-- BEGIN --

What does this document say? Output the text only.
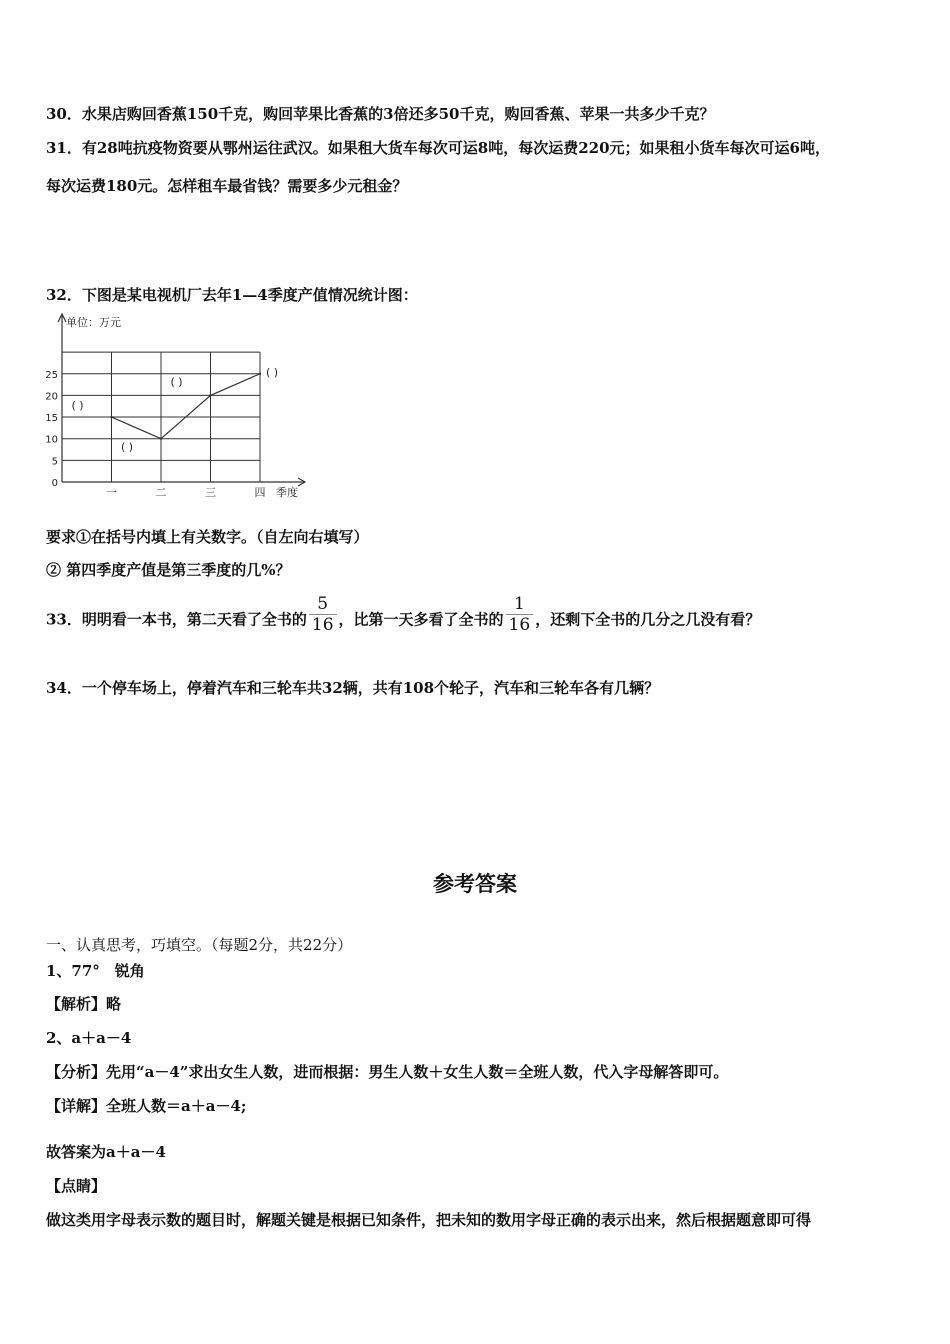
30．水果店购回香蕉150千克，购回苹果比香蕉的3倍还多50千克，购回香蕉、苹果一共多少千克？
31．有28吨抗疫物资要从鄂州运往武汉。如果租大货车每次可运8吨，每次运费220元；如果租小货车每次可运6吨，
每次运费180元。怎样租车最省钱？需要多少元租金？
32．下图是某电视机厂去年1—4季度产值情况统计图：
单位：万元
0
5
10
15
20
25
一	二	三	四 季度
( )
( )
( )
( )
要求①在括号内填上有关数字。（自左向右填写）
② 第四季度产值是第三季度的几%？
33．明明看一本书，第二天看了全书的 $\frac{5}{16}$ ，比第一天多看了全书的 $\frac{1}{16}$ ，还剩下全书的几分之几没有看？
34．一个停车场上，停着汽车和三轮车共32辆，共有108个轮子，汽车和三轮车各有几辆？
参考答案
一、认真思考，巧填空。（每题2分，共22分）
1、77°　锐角
【解析】略
2、a＋a－4
【分析】先用“a－4”求出女生人数，进而根据：男生人数＋女生人数＝全班人数，代入字母解答即可。
【详解】全班人数＝a＋a－4;
故答案为a＋a－4
【点睛】
做这类用字母表示数的题目时，解题关键是根据已知条件，把未知的数用字母正确的表示出来，然后根据题意即可得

-- END --

• What needs to be done:
Produce an exact copy of each line of data, skipping embedded images.

• Solution for this task:
What does this document say? Output the text only.
30．水果店购回香蕉150千克，购回苹果比香蕉的3倍还多50千克，购回香蕉、苹果一共多少千克？
31．有28吨抗疫物资要从鄂州运往武汉。如果租大货车每次可运8吨，每次运费220元；如果租小货车每次可运6吨，
每次运费180元。怎样租车最省钱？需要多少元租金？
32．下图是某电视机厂去年1—4季度产值情况统计图：
单位：万元
0
5
10
15
20
25
一	二	三	四 季度
( )
( )
( )
( )
要求①在括号内填上有关数字。（自左向右填写）
② 第四季度产值是第三季度的几%？
33．明明看一本书，第二天看了全书的 $\frac{5}{16}$ ，比第一天多看了全书的 $\frac{1}{16}$ ，还剩下全书的几分之几没有看？
34．一个停车场上，停着汽车和三轮车共32辆，共有108个轮子，汽车和三轮车各有几辆？
参考答案
一、认真思考，巧填空。（每题2分，共22分）
1、77°　锐角
【解析】略
2、a＋a－4
【分析】先用“a－4”求出女生人数，进而根据：男生人数＋女生人数＝全班人数，代入字母解答即可。
【详解】全班人数＝a＋a－4;
故答案为a＋a－4
【点睛】
做这类用字母表示数的题目时，解题关键是根据已知条件，把未知的数用字母正确的表示出来，然后根据题意即可得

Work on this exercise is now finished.